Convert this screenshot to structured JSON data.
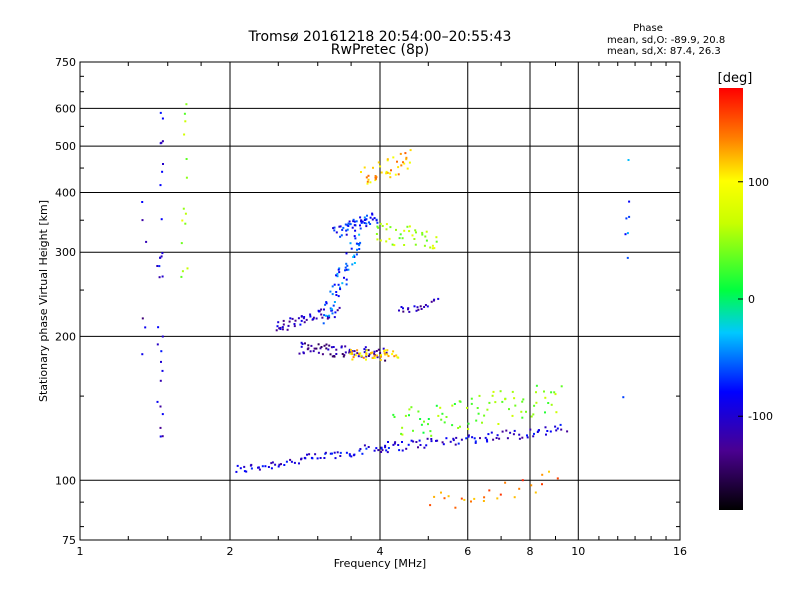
{
  "chart_data": {
    "type": "scatter",
    "title": "Tromsø 20161218 20:54:00–20:55:43",
    "subtitle": "RwPretec (8p)",
    "phase_info": {
      "title": "Phase",
      "line_o": "mean, sd,O: -89.9, 20.8",
      "line_x": "mean, sd,X:  87.4, 26.3"
    },
    "xlabel": "Frequency [MHz]",
    "ylabel": "Stationary phase Virtual Height [km]",
    "x_scale": "log2",
    "y_scale": "log",
    "xlim": [
      1,
      16
    ],
    "ylim": [
      75,
      750
    ],
    "x_ticks": [
      1,
      2,
      4,
      6,
      8,
      10,
      16
    ],
    "x_tick_labels": [
      "1",
      "2",
      "4",
      "6",
      "8",
      "10",
      "16"
    ],
    "y_ticks": [
      75,
      100,
      200,
      300,
      400,
      500,
      600,
      750
    ],
    "y_tick_labels": [
      "75",
      "100",
      "200",
      "300",
      "400",
      "500",
      "600",
      "750"
    ],
    "grid": true,
    "colorbar": {
      "label": "[deg]",
      "range": [
        -180,
        180
      ],
      "ticks": [
        100,
        0,
        -100
      ],
      "tick_labels": [
        "100",
        "0",
        "-100"
      ]
    },
    "traces": [
      {
        "x_start": 2.05,
        "x_end": 4.2,
        "y_start": 105,
        "y_end": 118,
        "n": 70,
        "spread": 0.022,
        "phase": -95
      },
      {
        "x_start": 4.0,
        "x_end": 9.4,
        "y_start": 117,
        "y_end": 128,
        "n": 80,
        "spread": 0.025,
        "phase": -100
      },
      {
        "x_start": 4.3,
        "x_end": 9.2,
        "y_start": 130,
        "y_end": 150,
        "n": 80,
        "spread": 0.08,
        "phase": 40
      },
      {
        "x_start": 2.75,
        "x_end": 4.1,
        "y_start": 190,
        "y_end": 183,
        "n": 70,
        "spread": 0.03,
        "phase": -120
      },
      {
        "x_start": 3.45,
        "x_end": 4.35,
        "y_start": 183,
        "y_end": 183,
        "n": 40,
        "spread": 0.025,
        "phase": 110
      },
      {
        "x_start": 2.45,
        "x_end": 3.3,
        "y_start": 208,
        "y_end": 226,
        "n": 50,
        "spread": 0.03,
        "phase": -105
      },
      {
        "x_start": 3.1,
        "x_end": 3.7,
        "y_start": 225,
        "y_end": 330,
        "n": 60,
        "spread": 0.06,
        "phase": -60
      },
      {
        "x_start": 3.25,
        "x_end": 3.95,
        "y_start": 330,
        "y_end": 355,
        "n": 50,
        "spread": 0.03,
        "phase": -75
      },
      {
        "x_start": 3.7,
        "x_end": 4.6,
        "y_start": 430,
        "y_end": 470,
        "n": 40,
        "spread": 0.05,
        "phase": 120
      },
      {
        "x_start": 3.9,
        "x_end": 5.2,
        "y_start": 330,
        "y_end": 320,
        "n": 40,
        "spread": 0.05,
        "phase": 60
      },
      {
        "x_start": 4.4,
        "x_end": 5.2,
        "y_start": 225,
        "y_end": 235,
        "n": 20,
        "spread": 0.02,
        "phase": -110
      },
      {
        "x_start": 1.45,
        "x_end": 1.45,
        "y_start": 120,
        "y_end": 650,
        "n": 30,
        "spread": 0.06,
        "phase": -100
      },
      {
        "x_start": 1.62,
        "x_end": 1.62,
        "y_start": 220,
        "y_end": 620,
        "n": 14,
        "spread": 0.05,
        "phase": 60
      },
      {
        "x_start": 1.35,
        "x_end": 1.35,
        "y_start": 170,
        "y_end": 440,
        "n": 6,
        "spread": 0.05,
        "phase": -110
      },
      {
        "x_start": 12.5,
        "x_end": 12.5,
        "y_start": 120,
        "y_end": 620,
        "n": 8,
        "spread": 0.1,
        "phase": -60
      },
      {
        "x_start": 5.0,
        "x_end": 9.0,
        "y_start": 90,
        "y_end": 100,
        "n": 25,
        "spread": 0.05,
        "phase": 140
      }
    ]
  }
}
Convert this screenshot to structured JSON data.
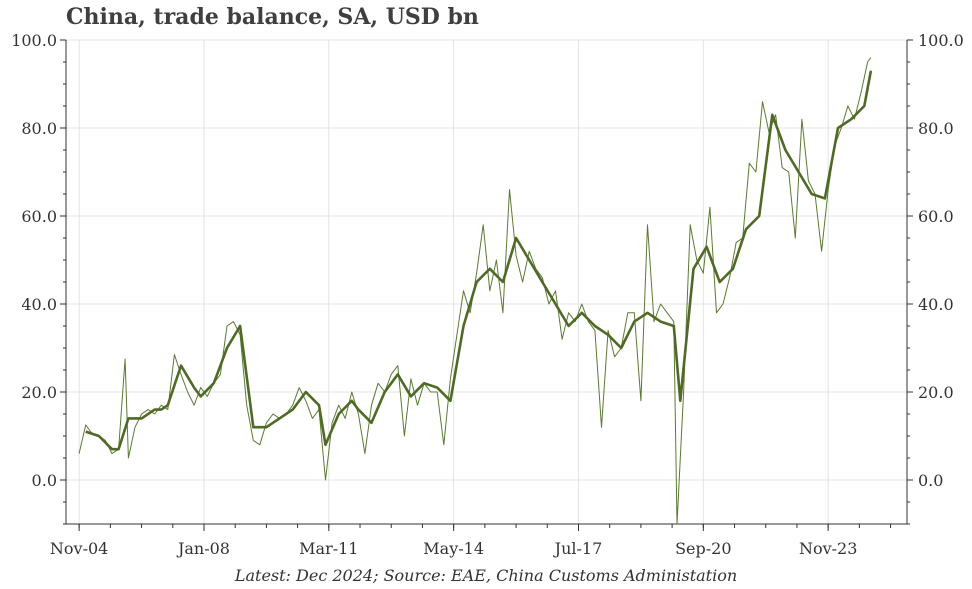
{
  "title": "China, trade balance, SA, USD bn",
  "source": "Latest: Dec 2024; Source: EAE, China Customs Administation",
  "colors": {
    "monthly": "#5a7a32",
    "smoothed": "#4f6a27",
    "grid": "#e3e3e3",
    "axis": "#333333"
  },
  "chart_data": {
    "type": "line",
    "title": "China, trade balance, SA, USD bn",
    "xlabel": "",
    "ylabel": "",
    "x_tick_labels": [
      "Nov-04",
      "Jan-08",
      "Mar-11",
      "May-14",
      "Jul-17",
      "Sep-20",
      "Nov-23"
    ],
    "y_tick_labels": [
      "0.0",
      "20.0",
      "40.0",
      "60.0",
      "80.0",
      "100.0"
    ],
    "y_ticks": [
      0,
      20,
      40,
      60,
      80,
      100
    ],
    "xlim": [
      "2004-07",
      "2025-11"
    ],
    "ylim": [
      -10,
      100
    ],
    "grid": true,
    "right_axis": true,
    "series": [
      {
        "style": "thin",
        "points": [
          [
            "2004-11",
            6
          ],
          [
            "2005-01",
            12.5
          ],
          [
            "2005-03",
            10.5
          ],
          [
            "2005-05",
            10
          ],
          [
            "2005-07",
            9
          ],
          [
            "2005-09",
            6
          ],
          [
            "2005-11",
            7
          ],
          [
            "2006-01",
            27.5
          ],
          [
            "2006-02",
            5
          ],
          [
            "2006-04",
            12
          ],
          [
            "2006-06",
            15
          ],
          [
            "2006-08",
            16
          ],
          [
            "2006-10",
            15
          ],
          [
            "2006-12",
            17
          ],
          [
            "2007-02",
            16
          ],
          [
            "2007-04",
            28.5
          ],
          [
            "2007-06",
            24
          ],
          [
            "2007-08",
            20
          ],
          [
            "2007-10",
            17
          ],
          [
            "2007-12",
            21
          ],
          [
            "2008-02",
            19
          ],
          [
            "2008-04",
            22
          ],
          [
            "2008-06",
            24
          ],
          [
            "2008-08",
            35
          ],
          [
            "2008-10",
            36
          ],
          [
            "2008-12",
            33
          ],
          [
            "2009-02",
            17
          ],
          [
            "2009-04",
            9
          ],
          [
            "2009-06",
            8
          ],
          [
            "2009-08",
            13
          ],
          [
            "2009-10",
            15
          ],
          [
            "2009-12",
            14
          ],
          [
            "2010-02",
            15
          ],
          [
            "2010-04",
            17
          ],
          [
            "2010-06",
            21
          ],
          [
            "2010-08",
            18
          ],
          [
            "2010-10",
            14
          ],
          [
            "2010-12",
            16
          ],
          [
            "2011-02",
            0
          ],
          [
            "2011-04",
            13
          ],
          [
            "2011-06",
            17
          ],
          [
            "2011-08",
            14
          ],
          [
            "2011-10",
            20
          ],
          [
            "2011-12",
            15
          ],
          [
            "2012-02",
            6
          ],
          [
            "2012-04",
            17
          ],
          [
            "2012-06",
            22
          ],
          [
            "2012-08",
            20
          ],
          [
            "2012-10",
            24
          ],
          [
            "2012-12",
            26
          ],
          [
            "2013-02",
            10
          ],
          [
            "2013-04",
            23
          ],
          [
            "2013-06",
            17
          ],
          [
            "2013-08",
            22
          ],
          [
            "2013-10",
            20
          ],
          [
            "2013-12",
            20
          ],
          [
            "2014-02",
            8
          ],
          [
            "2014-04",
            23
          ],
          [
            "2014-06",
            33
          ],
          [
            "2014-08",
            43
          ],
          [
            "2014-10",
            38
          ],
          [
            "2014-12",
            47
          ],
          [
            "2015-02",
            58
          ],
          [
            "2015-04",
            43
          ],
          [
            "2015-06",
            50
          ],
          [
            "2015-08",
            38
          ],
          [
            "2015-10",
            66
          ],
          [
            "2015-12",
            51
          ],
          [
            "2016-02",
            45
          ],
          [
            "2016-04",
            52
          ],
          [
            "2016-06",
            48
          ],
          [
            "2016-08",
            46
          ],
          [
            "2016-10",
            40
          ],
          [
            "2016-12",
            43
          ],
          [
            "2017-02",
            32
          ],
          [
            "2017-04",
            38
          ],
          [
            "2017-06",
            36
          ],
          [
            "2017-08",
            40
          ],
          [
            "2017-10",
            36
          ],
          [
            "2017-12",
            34
          ],
          [
            "2018-02",
            12
          ],
          [
            "2018-04",
            34
          ],
          [
            "2018-06",
            28
          ],
          [
            "2018-08",
            30
          ],
          [
            "2018-10",
            38
          ],
          [
            "2018-12",
            38
          ],
          [
            "2019-02",
            18
          ],
          [
            "2019-04",
            58
          ],
          [
            "2019-06",
            36
          ],
          [
            "2019-08",
            40
          ],
          [
            "2019-10",
            38
          ],
          [
            "2019-12",
            36
          ],
          [
            "2020-01",
            -10
          ],
          [
            "2020-03",
            20
          ],
          [
            "2020-05",
            58
          ],
          [
            "2020-07",
            50
          ],
          [
            "2020-09",
            47
          ],
          [
            "2020-11",
            62
          ],
          [
            "2021-01",
            38
          ],
          [
            "2021-03",
            40
          ],
          [
            "2021-05",
            46
          ],
          [
            "2021-07",
            54
          ],
          [
            "2021-09",
            55
          ],
          [
            "2021-11",
            72
          ],
          [
            "2022-01",
            70
          ],
          [
            "2022-03",
            86
          ],
          [
            "2022-05",
            79
          ],
          [
            "2022-07",
            83
          ],
          [
            "2022-09",
            71
          ],
          [
            "2022-11",
            70
          ],
          [
            "2023-01",
            55
          ],
          [
            "2023-03",
            82
          ],
          [
            "2023-05",
            68
          ],
          [
            "2023-07",
            65
          ],
          [
            "2023-09",
            52
          ],
          [
            "2023-11",
            66
          ],
          [
            "2024-01",
            76
          ],
          [
            "2024-03",
            80
          ],
          [
            "2024-05",
            85
          ],
          [
            "2024-07",
            82
          ],
          [
            "2024-09",
            88
          ],
          [
            "2024-11",
            95
          ],
          [
            "2024-12",
            96
          ]
        ]
      },
      {
        "style": "thick",
        "points": [
          [
            "2005-01",
            11
          ],
          [
            "2005-05",
            10
          ],
          [
            "2005-09",
            7
          ],
          [
            "2005-11",
            7
          ],
          [
            "2006-02",
            14
          ],
          [
            "2006-06",
            14
          ],
          [
            "2006-10",
            16
          ],
          [
            "2006-12",
            16
          ],
          [
            "2007-02",
            17
          ],
          [
            "2007-06",
            26
          ],
          [
            "2007-10",
            21
          ],
          [
            "2007-12",
            19
          ],
          [
            "2008-04",
            22
          ],
          [
            "2008-08",
            30
          ],
          [
            "2008-12",
            35
          ],
          [
            "2009-04",
            12
          ],
          [
            "2009-08",
            12
          ],
          [
            "2009-12",
            14
          ],
          [
            "2010-04",
            16
          ],
          [
            "2010-08",
            20
          ],
          [
            "2010-12",
            17
          ],
          [
            "2011-02",
            8
          ],
          [
            "2011-06",
            15
          ],
          [
            "2011-10",
            18
          ],
          [
            "2011-12",
            16
          ],
          [
            "2012-04",
            13
          ],
          [
            "2012-08",
            20
          ],
          [
            "2012-12",
            24
          ],
          [
            "2013-04",
            19
          ],
          [
            "2013-08",
            22
          ],
          [
            "2013-12",
            21
          ],
          [
            "2014-04",
            18
          ],
          [
            "2014-08",
            35
          ],
          [
            "2014-12",
            45
          ],
          [
            "2015-04",
            48
          ],
          [
            "2015-08",
            45
          ],
          [
            "2015-12",
            55
          ],
          [
            "2016-04",
            50
          ],
          [
            "2016-08",
            45
          ],
          [
            "2016-12",
            40
          ],
          [
            "2017-04",
            35
          ],
          [
            "2017-08",
            38
          ],
          [
            "2017-12",
            35
          ],
          [
            "2018-04",
            33
          ],
          [
            "2018-08",
            30
          ],
          [
            "2018-12",
            36
          ],
          [
            "2019-04",
            38
          ],
          [
            "2019-08",
            36
          ],
          [
            "2019-12",
            35
          ],
          [
            "2020-02",
            18
          ],
          [
            "2020-06",
            48
          ],
          [
            "2020-10",
            53
          ],
          [
            "2021-02",
            45
          ],
          [
            "2021-06",
            48
          ],
          [
            "2021-10",
            57
          ],
          [
            "2022-02",
            60
          ],
          [
            "2022-06",
            83
          ],
          [
            "2022-10",
            75
          ],
          [
            "2023-02",
            70
          ],
          [
            "2023-06",
            65
          ],
          [
            "2023-10",
            64
          ],
          [
            "2024-02",
            80
          ],
          [
            "2024-06",
            82
          ],
          [
            "2024-10",
            85
          ],
          [
            "2024-12",
            93
          ]
        ]
      }
    ]
  }
}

# # #

Exercise details
Gather each line from the entries above that includes the word "mean".

The output
      "line_o": "mean, sd,O: -89.9, 20.8",
      "line_x": "mean, sd,X:  87.4, 26.3"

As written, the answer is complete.